_TEXT SEGMENT_

"The Bird Tattoo" is a beautiful and troubling look at Iraqi village life in the time of war

Needless to say, when we first planned this week's schedule, we had no idea just how emotional it would be to read a novel about a small village in the Middle East that is ripped apart by war, terrorism, indoctrination, and gender-based violence. Yet, here we are.

 

But before we begin talking about Iraqi author Dunya Mikhail's stunning 2022 novel "The Bird Tattoo," we have to issue our strongest content warning in the history of the newsletter.
 

This book is not for everyone — particularly if you have difficulty reading about rape, abuse, and ethnic cleansing. If you need to skip this week's newsletter, we understand. We also promise that next week's edition will be much lighter.

 

For the rest of you: "The Bird Tattoo" is a beautiful and poignant story about what happens when a family and remote region have to endure horrors inflicted on them by the political forces around them. Main character Helen is a young Yazidi woman living in a remote mountain village in Sinjar, northern Iraq. Life in her village used to be idyllic, as the area is too remote and isolated for the sectarian divisions that have historically affected the Yazidi and other Iraqis to have a deep impact on daily life. That all changes with the rise of what the reader knows to be ISIS, which the author Mikhail chillingly dubs the Organization.

_Spatial annotation entries_
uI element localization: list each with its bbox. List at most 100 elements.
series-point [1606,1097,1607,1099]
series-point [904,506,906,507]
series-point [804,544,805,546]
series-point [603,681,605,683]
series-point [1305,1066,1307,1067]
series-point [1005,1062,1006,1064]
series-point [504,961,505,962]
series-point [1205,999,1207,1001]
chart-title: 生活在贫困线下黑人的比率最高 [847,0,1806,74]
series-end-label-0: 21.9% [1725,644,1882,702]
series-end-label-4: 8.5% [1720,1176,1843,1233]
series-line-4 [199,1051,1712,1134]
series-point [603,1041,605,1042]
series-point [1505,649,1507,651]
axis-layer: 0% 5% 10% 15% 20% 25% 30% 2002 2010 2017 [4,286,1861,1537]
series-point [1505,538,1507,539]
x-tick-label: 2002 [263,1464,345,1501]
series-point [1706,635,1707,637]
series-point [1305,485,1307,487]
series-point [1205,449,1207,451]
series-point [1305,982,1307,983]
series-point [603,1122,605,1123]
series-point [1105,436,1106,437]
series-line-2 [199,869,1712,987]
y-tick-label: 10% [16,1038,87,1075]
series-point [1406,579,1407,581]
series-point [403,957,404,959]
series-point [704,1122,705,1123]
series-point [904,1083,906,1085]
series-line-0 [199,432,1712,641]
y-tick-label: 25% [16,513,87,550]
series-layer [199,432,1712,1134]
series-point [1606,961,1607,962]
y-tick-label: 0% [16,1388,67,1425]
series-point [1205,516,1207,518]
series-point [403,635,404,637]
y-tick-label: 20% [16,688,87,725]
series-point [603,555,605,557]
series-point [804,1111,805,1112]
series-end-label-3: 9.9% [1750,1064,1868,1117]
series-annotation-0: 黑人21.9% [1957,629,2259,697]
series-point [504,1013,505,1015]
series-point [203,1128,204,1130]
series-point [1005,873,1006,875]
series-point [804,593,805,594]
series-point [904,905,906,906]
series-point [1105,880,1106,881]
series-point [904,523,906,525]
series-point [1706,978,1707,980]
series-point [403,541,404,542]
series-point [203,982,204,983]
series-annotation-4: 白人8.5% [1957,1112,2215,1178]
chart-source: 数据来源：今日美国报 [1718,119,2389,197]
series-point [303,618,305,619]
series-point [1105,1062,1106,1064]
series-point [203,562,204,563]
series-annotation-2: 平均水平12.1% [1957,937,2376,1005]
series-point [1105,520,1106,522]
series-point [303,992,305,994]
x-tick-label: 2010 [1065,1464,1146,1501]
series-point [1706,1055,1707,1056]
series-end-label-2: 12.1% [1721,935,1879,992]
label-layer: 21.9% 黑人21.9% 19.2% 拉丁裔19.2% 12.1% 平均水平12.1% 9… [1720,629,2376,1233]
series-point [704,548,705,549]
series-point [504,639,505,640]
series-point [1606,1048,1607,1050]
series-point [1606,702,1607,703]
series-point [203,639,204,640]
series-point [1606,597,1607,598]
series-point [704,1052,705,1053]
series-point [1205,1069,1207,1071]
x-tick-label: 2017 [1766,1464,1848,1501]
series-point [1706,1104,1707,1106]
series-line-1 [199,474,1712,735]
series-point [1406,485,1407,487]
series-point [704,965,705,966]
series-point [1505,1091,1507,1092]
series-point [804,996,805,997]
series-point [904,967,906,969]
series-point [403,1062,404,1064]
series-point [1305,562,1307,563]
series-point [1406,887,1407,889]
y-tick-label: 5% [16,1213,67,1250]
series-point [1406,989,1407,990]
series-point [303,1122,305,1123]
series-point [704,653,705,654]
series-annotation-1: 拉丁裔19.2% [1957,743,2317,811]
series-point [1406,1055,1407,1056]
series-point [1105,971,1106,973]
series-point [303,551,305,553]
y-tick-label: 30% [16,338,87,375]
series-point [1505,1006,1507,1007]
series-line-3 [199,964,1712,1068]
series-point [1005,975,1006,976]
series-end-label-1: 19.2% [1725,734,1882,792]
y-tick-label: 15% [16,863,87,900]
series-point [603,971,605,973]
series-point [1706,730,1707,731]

_PROBLEM SET_
a – Translate this sentence from the review of "The Bird Tattoo" into Spanish: "If you need to skip this week's newsletter, we understand."
b – Rewrite the part of the review of "The Bird Tattoo" that opens with the words containing "This book is" and closes with "dubs the Organization.", putting "hamlet" wherever "village" appears.
c – Carry the review of the novel "The Bird Tattoo" forward past its final sentence.
The records have no connection to the review of the novel.

_THE ANSWERS_
a – Si necesitas saltarte el boletín de esta semana, lo entendemos.

b –
This book is not for everyone — particularly if you have difficulty reading about rape, abuse, and ethnic cleansing. If you need to skip this week's newsletter, we understand. We also promise that next week's edition will be much lighter.

 

For the rest of you: "The Bird Tattoo" is a beautiful and poignant story about what happens when a family and remote region have to endure horrors inflicted on them by the political forces around them. Main character Helen is a young Yazidi woman living in a remote mountain hamlet in Sinjar, northern Iraq. Life in her hamlet used to be idyllic, as the area is too remote and isolated for the sectarian divisions that have historically affected the Yazidi and other Iraqis to have a deep impact on daily life. That all changes with the rise of what the reader knows to be ISIS, which the author Mikhail chillingly dubs the Organization.

c –
 

When we meet Helen, her life is anything but idyllic, as she is now kidnapped with hundreds of other women and sold and used through a website run by the Organization. As Mikhail writes, "“If she had not seen it with her own eyes, Helen would never have believed a market for selling women existed.” 

 

As she endures and watches her fellow captives endure rape and other violence, she also wonders what has happened to her husband Elias, a fellow Yazidi she met by chance when he came to her village over the course of his work as a journalist she also wonders about her sons and what the Organization has done to them. As the book goes from Helen's present to Helen and Elias's courtship (where they got bird tattoos on their fingers in lieu of wedding rings) the reader is captivated by both Helen's endurance and all of the systems that allowed this all to happen.

 

We received copies of The Bird Tattoo from Pegasus Books. Readers can purchase their own copies at our Bookshop storefront here.

 

Lakshmi: Oh my goodness- what a novel. I will never read this book again- but parts of it will stay with me forever.

Asha: I was unprepared.

Lakshmi: Same – I saw the title and the cover and thought "oh this looks like a sweet look at village life." OH MY GOODNESS. And the funny thing is – the flashbacks ARE a sweet look at village life!

Asha: They are!

Lakshmi: That's what makes the book so brutal! you see what things were like before. Dunya Mikhail is also a poet and it is brutal how vivid these lines are.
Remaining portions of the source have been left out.